═════ Exercise data ═════
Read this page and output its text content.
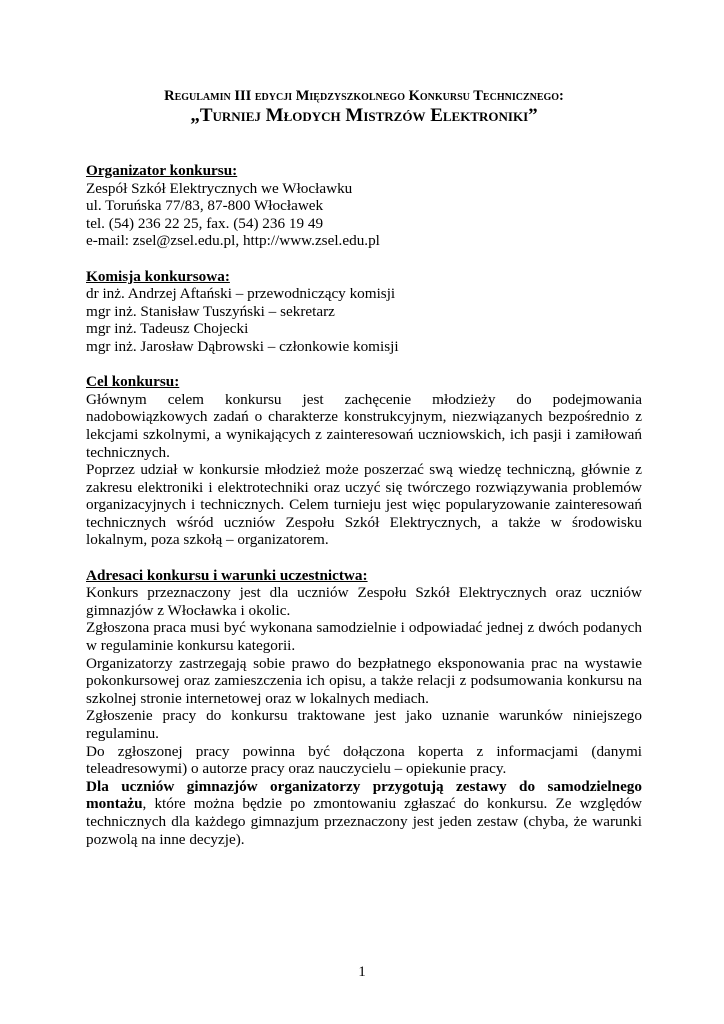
Regulamin III edycji Międzyszkolnego Konkursu Technicznego:
„Turniej Młodych Mistrzów Elektroniki”
Organizator konkursu:
Zespół Szkół Elektrycznych we Włocławku
ul. Toruńska 77/83, 87-800 Włocławek
tel. (54) 236 22 25, fax. (54) 236 19 49
e-mail: zsel@zsel.edu.pl, http://www.zsel.edu.pl
Komisja konkursowa:
dr inż. Andrzej Aftański – przewodniczący komisji
mgr inż. Stanisław Tuszyński – sekretarz
mgr inż. Tadeusz Chojecki
mgr inż. Jarosław Dąbrowski – członkowie komisji
Cel konkursu:

Głównym celem konkursu jest zachęcenie młodzieży do podejmowania nadobowiązkowych zadań o charakterze konstrukcyjnym, niezwiązanych bezpośrednio z lekcjami szkolnymi, a wynikających z zainteresowań uczniowskich, ich pasji i zamiłowań technicznych.

Poprzez udział w konkursie młodzież może poszerzać swą wiedzę techniczną, głównie z zakresu elektroniki i elektrotechniki oraz uczyć się twórczego rozwiązywania problemów organizacyjnych i technicznych. Celem turnieju jest więc popularyzowanie zainteresowań technicznych wśród uczniów Zespołu Szkół Elektrycznych, a także w środowisku lokalnym, poza szkołą – organizatorem.

Adresaci konkursu i warunki uczestnictwa:

Konkurs przeznaczony jest dla uczniów Zespołu Szkół Elektrycznych oraz uczniów gimnazjów z Włocławka i okolic.

Zgłoszona praca musi być wykonana samodzielnie i odpowiadać jednej z dwóch podanych w regulaminie konkursu kategorii.

Organizatorzy zastrzegają sobie prawo do bezpłatnego eksponowania prac na wystawie pokonkursowej oraz zamieszczenia ich opisu, a także relacji z podsumowania konkursu na szkolnej stronie internetowej oraz w lokalnych mediach.

Zgłoszenie pracy do konkursu traktowane jest jako uznanie warunków niniejszego regulaminu.

Do zgłoszonej pracy powinna być dołączona koperta z informacjami (danymi teleadresowymi) o autorze pracy oraz nauczycielu – opiekunie pracy.

Dla uczniów gimnazjów organizatorzy przygotują zestawy do samodzielnego montażu, które można będzie po zmontowaniu zgłaszać do konkursu. Ze względów technicznych dla każdego gimnazjum przeznaczony jest jeden zestaw (chyba, że warunki pozwolą na inne decyzje).

1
═════
▶ _Exercise description_
All the lines above are to be given again exactly as they read, with the pictures removed.

▶ _Written answer_
Read this page and output its text content.
Regulamin III edycji Międzyszkolnego Konkursu Technicznego:
„Turniej Młodych Mistrzów Elektroniki”
Organizator konkursu:
Zespół Szkół Elektrycznych we Włocławku
ul. Toruńska 77/83, 87-800 Włocławek
tel. (54) 236 22 25, fax. (54) 236 19 49
e-mail: zsel@zsel.edu.pl, http://www.zsel.edu.pl
Komisja konkursowa:
dr inż. Andrzej Aftański – przewodniczący komisji
mgr inż. Stanisław Tuszyński – sekretarz
mgr inż. Tadeusz Chojecki
mgr inż. Jarosław Dąbrowski – członkowie komisji
Cel konkursu:

Głównym celem konkursu jest zachęcenie młodzieży do podejmowania nadobowiązkowych zadań o charakterze konstrukcyjnym, niezwiązanych bezpośrednio z lekcjami szkolnymi, a wynikających z zainteresowań uczniowskich, ich pasji i zamiłowań technicznych.

Poprzez udział w konkursie młodzież może poszerzać swą wiedzę techniczną, głównie z zakresu elektroniki i elektrotechniki oraz uczyć się twórczego rozwiązywania problemów organizacyjnych i technicznych. Celem turnieju jest więc popularyzowanie zainteresowań technicznych wśród uczniów Zespołu Szkół Elektrycznych, a także w środowisku lokalnym, poza szkołą – organizatorem.

Adresaci konkursu i warunki uczestnictwa:

Konkurs przeznaczony jest dla uczniów Zespołu Szkół Elektrycznych oraz uczniów gimnazjów z Włocławka i okolic.

Zgłoszona praca musi być wykonana samodzielnie i odpowiadać jednej z dwóch podanych w regulaminie konkursu kategorii.

Organizatorzy zastrzegają sobie prawo do bezpłatnego eksponowania prac na wystawie pokonkursowej oraz zamieszczenia ich opisu, a także relacji z podsumowania konkursu na szkolnej stronie internetowej oraz w lokalnych mediach.

Zgłoszenie pracy do konkursu traktowane jest jako uznanie warunków niniejszego regulaminu.

Do zgłoszonej pracy powinna być dołączona koperta z informacjami (danymi teleadresowymi) o autorze pracy oraz nauczycielu – opiekunie pracy.

Dla uczniów gimnazjów organizatorzy przygotują zestawy do samodzielnego montażu, które można będzie po zmontowaniu zgłaszać do konkursu. Ze względów technicznych dla każdego gimnazjum przeznaczony jest jeden zestaw (chyba, że warunki pozwolą na inne decyzje).

1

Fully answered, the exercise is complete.